- _Set problem_: Tell how many lines contain the word "this". Reply with the number only.

-------

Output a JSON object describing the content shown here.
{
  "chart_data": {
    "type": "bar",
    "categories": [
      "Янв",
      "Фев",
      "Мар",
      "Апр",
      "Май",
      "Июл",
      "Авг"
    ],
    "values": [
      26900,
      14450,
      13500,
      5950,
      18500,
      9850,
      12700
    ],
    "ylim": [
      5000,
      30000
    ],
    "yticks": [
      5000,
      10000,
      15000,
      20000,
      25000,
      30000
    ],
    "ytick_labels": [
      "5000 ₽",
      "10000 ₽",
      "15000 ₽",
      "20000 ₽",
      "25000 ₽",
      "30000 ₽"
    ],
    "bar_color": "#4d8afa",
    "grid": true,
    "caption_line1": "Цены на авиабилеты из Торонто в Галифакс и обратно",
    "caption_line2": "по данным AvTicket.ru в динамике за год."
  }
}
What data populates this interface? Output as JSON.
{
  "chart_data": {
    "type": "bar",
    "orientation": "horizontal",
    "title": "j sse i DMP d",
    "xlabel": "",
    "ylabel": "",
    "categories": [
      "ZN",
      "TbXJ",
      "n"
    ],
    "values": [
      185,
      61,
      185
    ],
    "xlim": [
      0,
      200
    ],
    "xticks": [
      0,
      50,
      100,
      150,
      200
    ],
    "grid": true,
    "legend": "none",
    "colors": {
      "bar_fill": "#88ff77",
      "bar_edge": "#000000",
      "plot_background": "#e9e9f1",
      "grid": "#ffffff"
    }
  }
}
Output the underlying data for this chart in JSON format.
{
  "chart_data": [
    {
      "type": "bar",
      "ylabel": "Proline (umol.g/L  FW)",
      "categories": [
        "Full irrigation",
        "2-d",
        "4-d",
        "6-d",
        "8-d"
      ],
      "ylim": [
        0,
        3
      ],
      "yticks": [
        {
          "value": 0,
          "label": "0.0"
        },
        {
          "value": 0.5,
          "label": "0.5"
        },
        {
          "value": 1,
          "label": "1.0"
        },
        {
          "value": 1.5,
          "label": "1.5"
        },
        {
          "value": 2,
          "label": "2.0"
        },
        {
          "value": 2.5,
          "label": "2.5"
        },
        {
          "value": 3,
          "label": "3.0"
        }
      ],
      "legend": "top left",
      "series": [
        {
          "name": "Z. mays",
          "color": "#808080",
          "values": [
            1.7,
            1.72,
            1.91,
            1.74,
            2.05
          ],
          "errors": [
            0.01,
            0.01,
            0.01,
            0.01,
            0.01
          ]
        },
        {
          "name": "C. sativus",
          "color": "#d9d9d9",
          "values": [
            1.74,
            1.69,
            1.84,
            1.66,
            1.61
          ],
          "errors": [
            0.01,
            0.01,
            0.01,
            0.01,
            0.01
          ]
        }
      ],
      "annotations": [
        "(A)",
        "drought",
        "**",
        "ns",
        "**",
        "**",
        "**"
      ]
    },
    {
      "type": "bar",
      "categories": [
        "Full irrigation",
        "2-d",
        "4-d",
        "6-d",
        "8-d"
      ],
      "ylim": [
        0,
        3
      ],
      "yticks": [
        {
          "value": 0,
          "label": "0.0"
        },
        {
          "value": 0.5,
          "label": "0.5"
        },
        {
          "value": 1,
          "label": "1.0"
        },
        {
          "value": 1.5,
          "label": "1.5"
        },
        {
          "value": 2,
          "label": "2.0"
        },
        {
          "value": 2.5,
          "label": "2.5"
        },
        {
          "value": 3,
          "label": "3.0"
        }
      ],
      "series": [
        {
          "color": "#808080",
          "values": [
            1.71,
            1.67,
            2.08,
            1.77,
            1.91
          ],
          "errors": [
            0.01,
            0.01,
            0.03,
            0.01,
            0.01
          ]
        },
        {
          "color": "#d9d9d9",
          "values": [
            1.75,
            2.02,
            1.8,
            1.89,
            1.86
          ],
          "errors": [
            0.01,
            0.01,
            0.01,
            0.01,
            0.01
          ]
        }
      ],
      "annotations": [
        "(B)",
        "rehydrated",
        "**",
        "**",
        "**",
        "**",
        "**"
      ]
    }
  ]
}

-------

- _Solution below_: 2